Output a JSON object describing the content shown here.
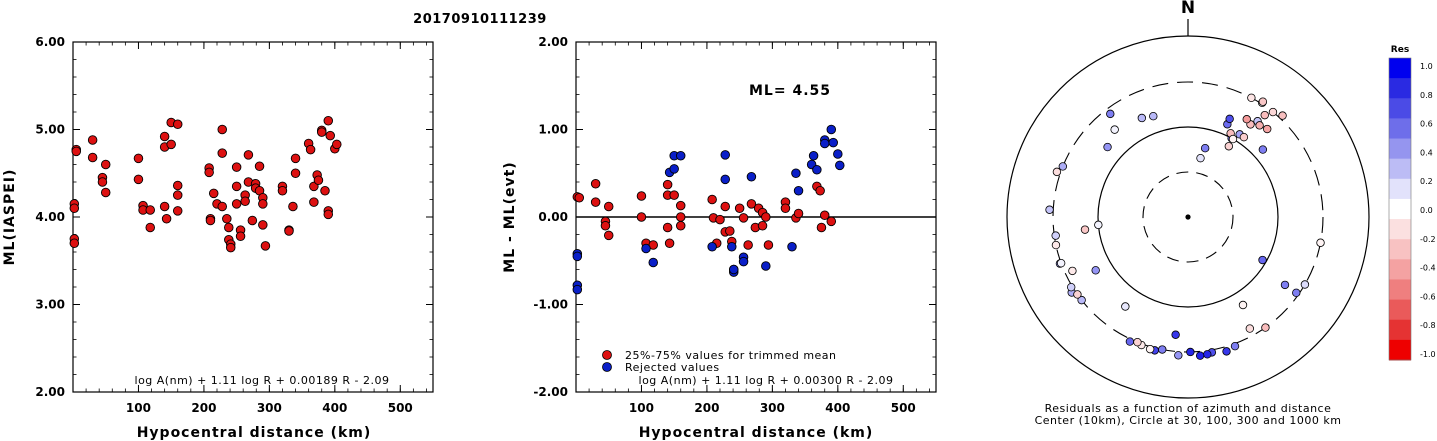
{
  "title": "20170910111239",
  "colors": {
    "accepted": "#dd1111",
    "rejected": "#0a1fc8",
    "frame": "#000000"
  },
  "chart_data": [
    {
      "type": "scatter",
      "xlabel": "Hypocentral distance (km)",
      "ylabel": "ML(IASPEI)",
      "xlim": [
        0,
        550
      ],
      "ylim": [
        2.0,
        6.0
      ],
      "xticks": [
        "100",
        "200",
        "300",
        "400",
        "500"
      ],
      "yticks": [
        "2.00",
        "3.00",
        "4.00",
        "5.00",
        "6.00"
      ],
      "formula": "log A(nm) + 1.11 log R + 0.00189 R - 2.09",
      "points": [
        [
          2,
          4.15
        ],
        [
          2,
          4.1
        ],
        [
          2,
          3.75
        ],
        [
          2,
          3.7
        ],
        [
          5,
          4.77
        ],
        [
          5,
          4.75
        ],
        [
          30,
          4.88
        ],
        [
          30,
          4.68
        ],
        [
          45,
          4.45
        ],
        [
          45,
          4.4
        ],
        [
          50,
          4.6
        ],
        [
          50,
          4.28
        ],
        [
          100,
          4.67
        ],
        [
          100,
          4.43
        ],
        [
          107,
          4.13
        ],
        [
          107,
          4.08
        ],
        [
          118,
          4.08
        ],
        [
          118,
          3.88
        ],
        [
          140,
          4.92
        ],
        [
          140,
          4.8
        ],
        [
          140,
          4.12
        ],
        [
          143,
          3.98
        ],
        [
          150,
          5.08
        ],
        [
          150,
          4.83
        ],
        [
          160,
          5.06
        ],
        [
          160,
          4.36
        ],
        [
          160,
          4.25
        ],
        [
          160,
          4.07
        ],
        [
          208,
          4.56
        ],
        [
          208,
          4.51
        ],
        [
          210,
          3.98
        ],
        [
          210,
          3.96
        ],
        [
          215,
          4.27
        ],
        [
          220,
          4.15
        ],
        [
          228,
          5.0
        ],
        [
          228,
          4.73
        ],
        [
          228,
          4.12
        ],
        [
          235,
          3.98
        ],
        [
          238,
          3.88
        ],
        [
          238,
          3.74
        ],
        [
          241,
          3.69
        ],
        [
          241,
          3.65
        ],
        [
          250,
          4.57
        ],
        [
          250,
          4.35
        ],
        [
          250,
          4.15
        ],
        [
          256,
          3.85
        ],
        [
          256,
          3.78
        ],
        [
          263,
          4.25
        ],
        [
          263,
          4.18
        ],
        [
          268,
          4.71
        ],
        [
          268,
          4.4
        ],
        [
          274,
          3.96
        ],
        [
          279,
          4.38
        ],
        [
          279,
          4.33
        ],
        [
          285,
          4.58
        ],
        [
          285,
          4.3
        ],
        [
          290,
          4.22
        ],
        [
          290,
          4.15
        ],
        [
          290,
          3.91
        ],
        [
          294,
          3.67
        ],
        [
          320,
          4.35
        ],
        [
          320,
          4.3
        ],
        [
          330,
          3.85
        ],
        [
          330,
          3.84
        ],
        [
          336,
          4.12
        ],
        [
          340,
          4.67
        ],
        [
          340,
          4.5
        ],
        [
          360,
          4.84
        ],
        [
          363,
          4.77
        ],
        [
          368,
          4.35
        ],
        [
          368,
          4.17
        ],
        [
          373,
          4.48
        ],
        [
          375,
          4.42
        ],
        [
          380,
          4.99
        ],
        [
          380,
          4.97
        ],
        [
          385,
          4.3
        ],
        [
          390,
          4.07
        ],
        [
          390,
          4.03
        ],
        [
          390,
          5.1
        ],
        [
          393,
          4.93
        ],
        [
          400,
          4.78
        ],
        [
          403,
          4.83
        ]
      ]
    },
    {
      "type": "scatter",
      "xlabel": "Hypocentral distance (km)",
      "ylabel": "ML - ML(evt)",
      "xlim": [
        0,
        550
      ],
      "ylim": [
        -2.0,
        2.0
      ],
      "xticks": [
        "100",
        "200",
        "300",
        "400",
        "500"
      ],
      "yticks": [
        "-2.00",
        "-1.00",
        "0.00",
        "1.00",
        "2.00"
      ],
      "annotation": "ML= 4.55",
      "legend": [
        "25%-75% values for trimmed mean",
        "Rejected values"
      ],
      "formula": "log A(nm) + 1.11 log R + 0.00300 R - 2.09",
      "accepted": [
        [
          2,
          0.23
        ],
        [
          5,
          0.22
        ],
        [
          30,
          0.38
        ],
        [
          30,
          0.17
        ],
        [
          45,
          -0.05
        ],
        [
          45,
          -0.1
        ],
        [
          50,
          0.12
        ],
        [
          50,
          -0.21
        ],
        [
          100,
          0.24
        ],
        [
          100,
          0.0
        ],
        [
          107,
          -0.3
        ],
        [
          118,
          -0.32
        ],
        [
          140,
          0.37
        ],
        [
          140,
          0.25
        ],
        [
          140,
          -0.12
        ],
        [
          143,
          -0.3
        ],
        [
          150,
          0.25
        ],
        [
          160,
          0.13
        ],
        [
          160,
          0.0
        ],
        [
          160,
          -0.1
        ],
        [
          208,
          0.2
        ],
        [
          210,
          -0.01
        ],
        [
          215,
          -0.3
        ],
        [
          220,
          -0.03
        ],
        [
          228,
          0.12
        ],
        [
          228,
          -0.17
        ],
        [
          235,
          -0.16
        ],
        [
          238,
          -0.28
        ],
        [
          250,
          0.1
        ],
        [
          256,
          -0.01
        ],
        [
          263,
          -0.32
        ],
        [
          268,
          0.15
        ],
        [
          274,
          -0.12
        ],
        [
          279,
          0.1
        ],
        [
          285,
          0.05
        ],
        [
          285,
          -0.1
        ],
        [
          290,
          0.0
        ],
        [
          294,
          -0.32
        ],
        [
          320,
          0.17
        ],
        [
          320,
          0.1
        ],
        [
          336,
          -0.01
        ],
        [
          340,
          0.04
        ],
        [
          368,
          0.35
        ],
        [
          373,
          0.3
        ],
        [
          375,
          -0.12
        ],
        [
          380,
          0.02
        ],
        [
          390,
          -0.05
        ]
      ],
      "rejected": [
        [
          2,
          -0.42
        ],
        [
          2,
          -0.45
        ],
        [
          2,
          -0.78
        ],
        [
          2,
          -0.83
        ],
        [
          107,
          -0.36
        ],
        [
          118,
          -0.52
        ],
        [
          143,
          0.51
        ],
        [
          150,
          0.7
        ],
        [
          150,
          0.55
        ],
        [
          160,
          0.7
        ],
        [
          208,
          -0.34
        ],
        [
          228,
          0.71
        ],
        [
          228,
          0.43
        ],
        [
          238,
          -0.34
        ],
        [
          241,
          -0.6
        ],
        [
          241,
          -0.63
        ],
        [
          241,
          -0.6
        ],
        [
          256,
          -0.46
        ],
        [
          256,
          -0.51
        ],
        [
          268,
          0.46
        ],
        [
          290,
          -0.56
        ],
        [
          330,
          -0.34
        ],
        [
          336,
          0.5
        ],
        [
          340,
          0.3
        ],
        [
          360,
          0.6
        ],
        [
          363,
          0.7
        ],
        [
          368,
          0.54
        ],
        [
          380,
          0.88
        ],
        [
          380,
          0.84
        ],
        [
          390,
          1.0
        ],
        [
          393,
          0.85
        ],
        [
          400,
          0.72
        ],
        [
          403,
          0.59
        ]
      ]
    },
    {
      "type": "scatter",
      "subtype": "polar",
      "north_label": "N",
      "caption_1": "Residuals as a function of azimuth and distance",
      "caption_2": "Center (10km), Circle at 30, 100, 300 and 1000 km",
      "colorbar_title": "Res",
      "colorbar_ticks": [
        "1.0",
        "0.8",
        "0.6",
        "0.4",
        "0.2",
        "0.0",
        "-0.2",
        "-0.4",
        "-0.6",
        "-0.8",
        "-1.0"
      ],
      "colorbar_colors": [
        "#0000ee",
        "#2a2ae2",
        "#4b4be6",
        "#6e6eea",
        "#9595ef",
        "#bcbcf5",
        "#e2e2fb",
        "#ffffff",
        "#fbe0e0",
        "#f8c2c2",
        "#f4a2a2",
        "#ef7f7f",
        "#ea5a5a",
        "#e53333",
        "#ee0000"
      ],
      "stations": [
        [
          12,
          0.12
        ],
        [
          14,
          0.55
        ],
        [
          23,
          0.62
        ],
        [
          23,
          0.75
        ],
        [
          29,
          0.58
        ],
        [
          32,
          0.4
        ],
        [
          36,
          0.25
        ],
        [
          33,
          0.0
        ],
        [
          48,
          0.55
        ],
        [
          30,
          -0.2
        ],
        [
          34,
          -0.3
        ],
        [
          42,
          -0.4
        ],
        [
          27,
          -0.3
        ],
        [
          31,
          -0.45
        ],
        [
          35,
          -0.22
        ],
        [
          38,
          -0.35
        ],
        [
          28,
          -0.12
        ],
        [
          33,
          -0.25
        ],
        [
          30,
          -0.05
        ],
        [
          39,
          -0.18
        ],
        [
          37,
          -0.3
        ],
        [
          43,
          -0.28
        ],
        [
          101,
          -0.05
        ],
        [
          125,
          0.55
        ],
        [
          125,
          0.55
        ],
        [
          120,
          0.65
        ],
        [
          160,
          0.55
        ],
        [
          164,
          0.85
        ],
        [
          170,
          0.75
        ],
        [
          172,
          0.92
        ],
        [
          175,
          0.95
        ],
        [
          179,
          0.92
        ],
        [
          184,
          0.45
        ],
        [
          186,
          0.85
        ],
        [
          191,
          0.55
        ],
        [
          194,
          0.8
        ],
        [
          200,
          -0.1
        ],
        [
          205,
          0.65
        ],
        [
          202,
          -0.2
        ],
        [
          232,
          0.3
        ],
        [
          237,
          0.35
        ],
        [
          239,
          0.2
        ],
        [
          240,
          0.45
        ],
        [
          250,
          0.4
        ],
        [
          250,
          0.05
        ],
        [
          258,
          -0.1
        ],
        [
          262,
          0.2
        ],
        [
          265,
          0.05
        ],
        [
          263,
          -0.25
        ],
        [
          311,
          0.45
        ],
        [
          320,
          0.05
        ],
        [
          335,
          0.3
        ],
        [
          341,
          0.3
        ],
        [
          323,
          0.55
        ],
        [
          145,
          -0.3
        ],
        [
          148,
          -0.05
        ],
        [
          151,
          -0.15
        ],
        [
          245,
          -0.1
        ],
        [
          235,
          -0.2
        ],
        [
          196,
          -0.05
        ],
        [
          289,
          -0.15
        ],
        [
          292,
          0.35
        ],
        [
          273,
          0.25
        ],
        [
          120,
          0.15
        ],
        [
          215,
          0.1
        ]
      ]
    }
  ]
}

--

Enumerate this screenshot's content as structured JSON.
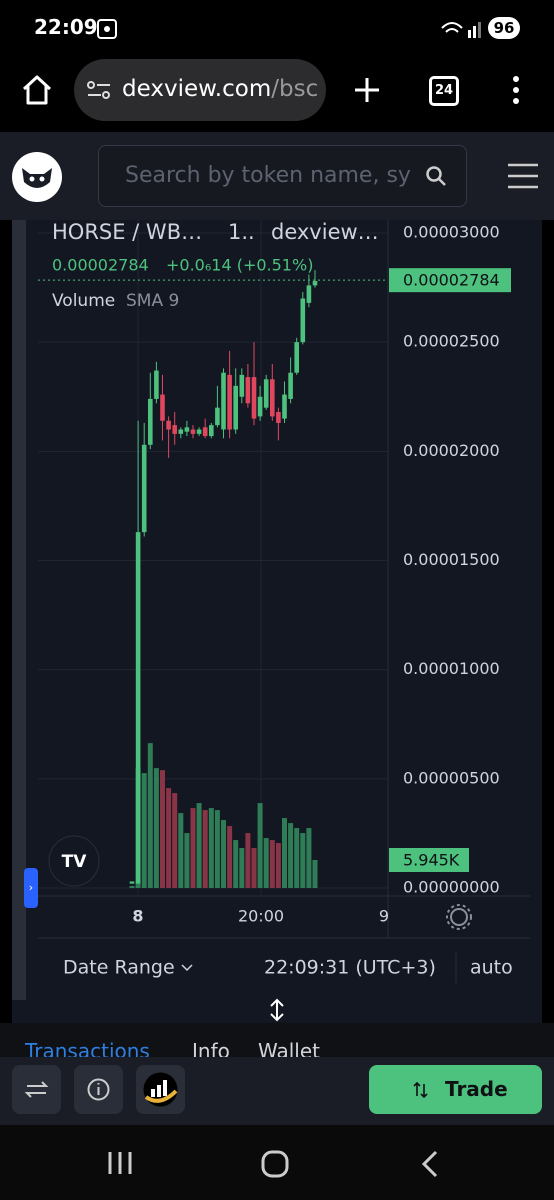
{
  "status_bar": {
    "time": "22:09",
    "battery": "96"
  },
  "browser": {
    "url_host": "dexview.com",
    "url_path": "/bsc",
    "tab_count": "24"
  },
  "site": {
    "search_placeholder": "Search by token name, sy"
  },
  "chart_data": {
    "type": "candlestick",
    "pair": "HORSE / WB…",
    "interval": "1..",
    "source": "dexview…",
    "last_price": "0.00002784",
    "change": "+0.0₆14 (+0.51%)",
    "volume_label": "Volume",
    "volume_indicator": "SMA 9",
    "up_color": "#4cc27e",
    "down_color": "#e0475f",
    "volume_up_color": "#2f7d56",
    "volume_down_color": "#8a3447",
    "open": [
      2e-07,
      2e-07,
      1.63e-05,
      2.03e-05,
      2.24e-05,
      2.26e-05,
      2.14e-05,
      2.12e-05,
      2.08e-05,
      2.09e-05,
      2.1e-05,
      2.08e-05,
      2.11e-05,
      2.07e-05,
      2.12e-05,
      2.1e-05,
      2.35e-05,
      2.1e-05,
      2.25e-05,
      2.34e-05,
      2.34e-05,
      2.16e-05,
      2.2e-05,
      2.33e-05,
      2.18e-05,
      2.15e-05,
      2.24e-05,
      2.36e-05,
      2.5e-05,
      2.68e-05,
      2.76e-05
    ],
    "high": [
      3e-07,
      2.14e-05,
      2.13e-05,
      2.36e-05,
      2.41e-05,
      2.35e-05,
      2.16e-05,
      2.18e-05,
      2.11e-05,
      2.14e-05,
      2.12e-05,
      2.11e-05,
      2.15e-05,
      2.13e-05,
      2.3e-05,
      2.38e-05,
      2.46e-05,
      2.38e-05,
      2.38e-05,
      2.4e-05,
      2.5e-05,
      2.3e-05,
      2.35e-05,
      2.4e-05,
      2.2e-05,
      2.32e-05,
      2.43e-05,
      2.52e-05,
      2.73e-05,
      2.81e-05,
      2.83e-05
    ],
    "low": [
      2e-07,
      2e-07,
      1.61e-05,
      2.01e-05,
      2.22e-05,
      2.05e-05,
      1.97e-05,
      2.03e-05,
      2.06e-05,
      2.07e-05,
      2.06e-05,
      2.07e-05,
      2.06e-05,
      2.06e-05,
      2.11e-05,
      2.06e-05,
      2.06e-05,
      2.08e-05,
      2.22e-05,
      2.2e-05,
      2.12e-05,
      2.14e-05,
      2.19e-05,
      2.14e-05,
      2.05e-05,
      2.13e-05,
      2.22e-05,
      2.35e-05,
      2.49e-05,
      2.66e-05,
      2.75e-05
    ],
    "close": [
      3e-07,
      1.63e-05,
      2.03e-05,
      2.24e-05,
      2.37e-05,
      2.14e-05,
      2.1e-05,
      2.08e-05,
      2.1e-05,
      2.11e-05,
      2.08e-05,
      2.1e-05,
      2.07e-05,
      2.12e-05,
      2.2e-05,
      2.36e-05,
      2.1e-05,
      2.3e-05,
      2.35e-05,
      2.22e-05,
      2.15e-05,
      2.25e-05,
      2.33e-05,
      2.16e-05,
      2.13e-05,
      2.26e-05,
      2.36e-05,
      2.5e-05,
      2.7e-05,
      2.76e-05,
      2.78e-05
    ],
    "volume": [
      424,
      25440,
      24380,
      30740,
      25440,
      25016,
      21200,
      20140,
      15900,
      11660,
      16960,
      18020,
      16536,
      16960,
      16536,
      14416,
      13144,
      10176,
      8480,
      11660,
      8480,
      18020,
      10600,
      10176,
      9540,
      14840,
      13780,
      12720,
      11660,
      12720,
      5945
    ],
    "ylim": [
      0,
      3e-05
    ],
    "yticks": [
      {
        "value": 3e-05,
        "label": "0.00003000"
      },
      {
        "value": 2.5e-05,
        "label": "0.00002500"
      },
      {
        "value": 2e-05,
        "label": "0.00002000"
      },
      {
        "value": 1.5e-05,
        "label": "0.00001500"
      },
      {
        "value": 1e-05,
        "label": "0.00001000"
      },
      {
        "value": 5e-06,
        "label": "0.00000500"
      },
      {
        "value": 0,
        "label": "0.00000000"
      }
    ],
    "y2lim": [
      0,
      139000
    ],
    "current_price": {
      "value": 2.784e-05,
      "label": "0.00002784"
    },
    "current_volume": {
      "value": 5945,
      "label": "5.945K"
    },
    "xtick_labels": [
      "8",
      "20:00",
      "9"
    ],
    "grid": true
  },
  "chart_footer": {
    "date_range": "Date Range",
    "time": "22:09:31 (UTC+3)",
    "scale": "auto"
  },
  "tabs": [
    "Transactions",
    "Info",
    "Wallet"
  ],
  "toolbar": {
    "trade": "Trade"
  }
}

> What you have to do
Say how many lines include the word "dexview"; reply with the number alone.

> Final result
2